DATASET:
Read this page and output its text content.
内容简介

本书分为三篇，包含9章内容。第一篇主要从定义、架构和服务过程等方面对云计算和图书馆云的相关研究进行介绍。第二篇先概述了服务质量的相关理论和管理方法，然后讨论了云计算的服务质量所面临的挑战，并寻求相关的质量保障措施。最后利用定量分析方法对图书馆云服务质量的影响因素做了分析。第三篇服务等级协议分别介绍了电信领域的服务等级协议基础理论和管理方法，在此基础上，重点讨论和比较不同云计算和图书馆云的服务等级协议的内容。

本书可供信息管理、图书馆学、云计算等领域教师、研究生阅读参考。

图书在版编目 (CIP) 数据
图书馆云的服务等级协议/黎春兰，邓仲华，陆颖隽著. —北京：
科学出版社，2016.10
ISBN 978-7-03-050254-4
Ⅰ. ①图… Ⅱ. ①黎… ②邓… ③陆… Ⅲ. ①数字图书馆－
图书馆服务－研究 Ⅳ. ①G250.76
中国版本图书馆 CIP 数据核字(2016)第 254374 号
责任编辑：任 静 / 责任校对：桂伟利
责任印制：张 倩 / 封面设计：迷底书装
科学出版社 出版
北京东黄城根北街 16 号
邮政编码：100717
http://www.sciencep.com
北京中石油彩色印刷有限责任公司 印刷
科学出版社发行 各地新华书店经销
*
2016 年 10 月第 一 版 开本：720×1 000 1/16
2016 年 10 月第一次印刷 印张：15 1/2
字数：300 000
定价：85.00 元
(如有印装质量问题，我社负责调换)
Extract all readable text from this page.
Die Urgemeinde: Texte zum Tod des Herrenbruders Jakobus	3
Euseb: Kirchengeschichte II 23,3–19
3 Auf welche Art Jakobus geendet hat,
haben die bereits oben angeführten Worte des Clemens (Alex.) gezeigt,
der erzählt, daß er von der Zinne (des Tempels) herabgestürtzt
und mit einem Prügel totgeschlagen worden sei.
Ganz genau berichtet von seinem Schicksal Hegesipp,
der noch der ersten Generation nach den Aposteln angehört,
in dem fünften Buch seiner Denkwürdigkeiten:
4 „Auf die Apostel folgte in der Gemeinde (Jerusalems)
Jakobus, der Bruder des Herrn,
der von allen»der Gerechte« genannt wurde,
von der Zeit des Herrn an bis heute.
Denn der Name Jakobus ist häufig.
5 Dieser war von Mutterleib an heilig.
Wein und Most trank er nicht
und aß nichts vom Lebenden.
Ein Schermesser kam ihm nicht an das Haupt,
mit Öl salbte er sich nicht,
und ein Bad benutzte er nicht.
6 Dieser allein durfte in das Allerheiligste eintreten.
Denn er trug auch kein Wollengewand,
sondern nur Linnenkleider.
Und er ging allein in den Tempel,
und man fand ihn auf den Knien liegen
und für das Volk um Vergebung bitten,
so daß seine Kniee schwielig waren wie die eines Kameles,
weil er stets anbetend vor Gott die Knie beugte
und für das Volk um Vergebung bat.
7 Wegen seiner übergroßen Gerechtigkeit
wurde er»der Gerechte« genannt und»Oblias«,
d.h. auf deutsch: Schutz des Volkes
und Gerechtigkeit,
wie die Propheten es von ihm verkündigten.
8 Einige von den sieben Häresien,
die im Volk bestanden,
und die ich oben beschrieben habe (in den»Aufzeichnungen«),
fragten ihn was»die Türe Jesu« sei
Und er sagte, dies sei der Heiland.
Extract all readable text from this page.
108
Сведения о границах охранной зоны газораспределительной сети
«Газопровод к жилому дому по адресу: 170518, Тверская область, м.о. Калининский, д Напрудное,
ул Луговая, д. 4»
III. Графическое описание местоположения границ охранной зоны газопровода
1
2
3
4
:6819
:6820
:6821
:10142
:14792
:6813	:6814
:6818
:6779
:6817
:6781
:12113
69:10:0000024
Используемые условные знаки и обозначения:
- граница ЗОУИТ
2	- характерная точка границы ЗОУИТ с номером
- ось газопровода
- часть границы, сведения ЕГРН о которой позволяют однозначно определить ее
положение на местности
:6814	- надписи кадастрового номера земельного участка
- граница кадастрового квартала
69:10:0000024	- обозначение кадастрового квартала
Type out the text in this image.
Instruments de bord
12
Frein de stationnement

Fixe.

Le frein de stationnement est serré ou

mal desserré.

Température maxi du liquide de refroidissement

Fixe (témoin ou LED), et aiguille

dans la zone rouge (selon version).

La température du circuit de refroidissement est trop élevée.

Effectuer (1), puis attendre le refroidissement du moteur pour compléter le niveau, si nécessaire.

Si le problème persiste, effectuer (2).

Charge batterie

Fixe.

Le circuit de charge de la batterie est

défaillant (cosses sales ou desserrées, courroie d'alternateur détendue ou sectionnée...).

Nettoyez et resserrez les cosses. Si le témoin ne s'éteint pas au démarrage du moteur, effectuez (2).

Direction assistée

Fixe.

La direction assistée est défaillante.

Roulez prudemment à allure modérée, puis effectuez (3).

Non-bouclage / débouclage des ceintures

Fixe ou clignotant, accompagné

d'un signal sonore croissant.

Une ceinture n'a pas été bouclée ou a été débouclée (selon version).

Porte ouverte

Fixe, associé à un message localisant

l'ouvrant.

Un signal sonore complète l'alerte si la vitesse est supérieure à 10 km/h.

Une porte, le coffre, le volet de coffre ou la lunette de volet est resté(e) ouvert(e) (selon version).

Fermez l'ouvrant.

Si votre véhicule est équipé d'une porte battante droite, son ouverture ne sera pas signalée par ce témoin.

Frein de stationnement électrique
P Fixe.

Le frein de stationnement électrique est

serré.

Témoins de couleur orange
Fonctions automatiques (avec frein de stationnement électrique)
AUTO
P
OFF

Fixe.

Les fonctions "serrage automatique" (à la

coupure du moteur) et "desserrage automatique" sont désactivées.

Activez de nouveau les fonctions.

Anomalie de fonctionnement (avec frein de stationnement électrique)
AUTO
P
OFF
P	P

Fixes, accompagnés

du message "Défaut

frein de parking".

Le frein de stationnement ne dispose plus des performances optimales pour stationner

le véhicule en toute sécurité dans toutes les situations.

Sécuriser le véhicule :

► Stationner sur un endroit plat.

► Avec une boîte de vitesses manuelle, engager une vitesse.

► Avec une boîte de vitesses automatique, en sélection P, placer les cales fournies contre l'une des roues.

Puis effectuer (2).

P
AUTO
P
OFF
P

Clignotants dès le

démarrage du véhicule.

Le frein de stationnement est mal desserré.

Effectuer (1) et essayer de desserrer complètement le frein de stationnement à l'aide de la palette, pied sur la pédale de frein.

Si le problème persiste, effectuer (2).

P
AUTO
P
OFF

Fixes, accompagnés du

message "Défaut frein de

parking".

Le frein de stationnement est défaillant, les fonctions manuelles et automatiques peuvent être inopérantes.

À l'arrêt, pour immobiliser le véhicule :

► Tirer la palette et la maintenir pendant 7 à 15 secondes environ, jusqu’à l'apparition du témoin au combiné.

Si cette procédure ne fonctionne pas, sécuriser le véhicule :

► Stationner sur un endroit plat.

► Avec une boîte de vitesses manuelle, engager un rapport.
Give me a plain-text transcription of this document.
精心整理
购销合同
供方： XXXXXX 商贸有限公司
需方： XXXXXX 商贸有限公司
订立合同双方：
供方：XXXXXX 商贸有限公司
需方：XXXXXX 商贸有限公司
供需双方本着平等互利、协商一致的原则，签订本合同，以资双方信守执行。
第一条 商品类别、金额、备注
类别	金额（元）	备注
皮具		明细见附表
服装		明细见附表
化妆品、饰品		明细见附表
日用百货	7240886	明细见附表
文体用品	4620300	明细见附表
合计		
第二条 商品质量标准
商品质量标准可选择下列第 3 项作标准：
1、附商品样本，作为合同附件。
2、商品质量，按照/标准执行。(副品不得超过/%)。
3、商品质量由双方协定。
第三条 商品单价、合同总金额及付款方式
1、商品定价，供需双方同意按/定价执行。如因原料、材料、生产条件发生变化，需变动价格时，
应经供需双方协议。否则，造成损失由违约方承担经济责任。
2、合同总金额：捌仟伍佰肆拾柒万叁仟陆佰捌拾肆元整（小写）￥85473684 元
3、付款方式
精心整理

YOUR TASK: Across the records, count the lines holding the string "газопровода". Give the number and stop.

SOLUTION BELOW: 2